### [Stored rows]
□ □ □ □
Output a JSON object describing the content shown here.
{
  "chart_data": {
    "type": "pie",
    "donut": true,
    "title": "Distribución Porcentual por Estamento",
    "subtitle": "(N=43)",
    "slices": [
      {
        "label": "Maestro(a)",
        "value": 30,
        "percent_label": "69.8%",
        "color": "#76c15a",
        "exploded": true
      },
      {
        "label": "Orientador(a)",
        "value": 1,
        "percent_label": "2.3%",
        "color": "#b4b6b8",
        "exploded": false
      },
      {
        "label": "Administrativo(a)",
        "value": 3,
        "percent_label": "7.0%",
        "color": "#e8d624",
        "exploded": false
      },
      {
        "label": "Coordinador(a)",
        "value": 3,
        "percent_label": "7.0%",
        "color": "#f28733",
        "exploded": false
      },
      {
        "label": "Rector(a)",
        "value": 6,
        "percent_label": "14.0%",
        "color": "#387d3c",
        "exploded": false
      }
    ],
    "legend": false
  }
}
□ □ □ □
### [Task to carry out]
From the entries above, pull out each line that includes "value".

### [Task response]
        "value": 30,
        "value": 1,
        "value": 3,
        "value": 3,
        "value": 6,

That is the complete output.